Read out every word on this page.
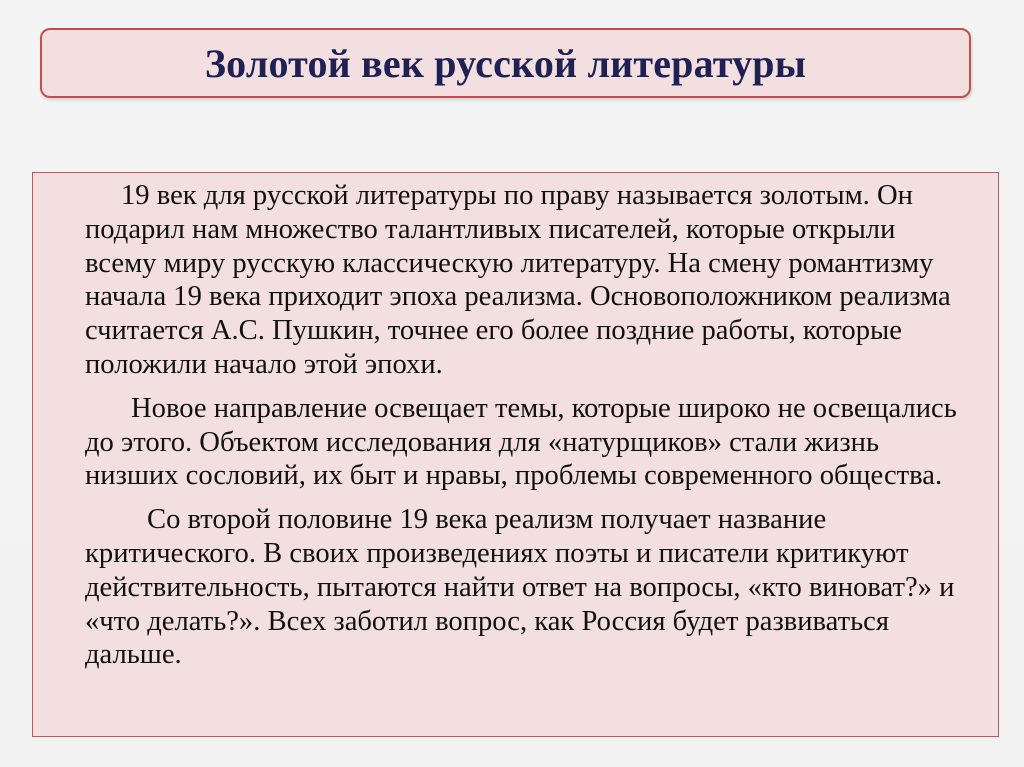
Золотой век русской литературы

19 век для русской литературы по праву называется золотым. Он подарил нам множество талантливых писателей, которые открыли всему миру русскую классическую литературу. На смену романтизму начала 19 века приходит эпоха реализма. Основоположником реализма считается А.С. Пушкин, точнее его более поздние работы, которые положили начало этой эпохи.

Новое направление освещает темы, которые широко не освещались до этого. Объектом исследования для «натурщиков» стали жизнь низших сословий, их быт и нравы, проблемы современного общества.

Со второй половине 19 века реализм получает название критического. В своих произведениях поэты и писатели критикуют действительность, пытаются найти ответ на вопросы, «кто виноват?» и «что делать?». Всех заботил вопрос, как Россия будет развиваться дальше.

################

-- Aim --
Copy out all lines above that include the string "русской".

-- Worked solution --
Золотой век русской литературы
19 век для русской литературы по праву называется золотым. Он подарил нам множество талантливых писателей, которые открыли всему миру русскую классическую литературу. На смену романтизму начала 19 века приходит эпоха реализма. Основоположником реализма считается А.С. Пушкин, точнее его более поздние работы, которые положили начало этой эпохи.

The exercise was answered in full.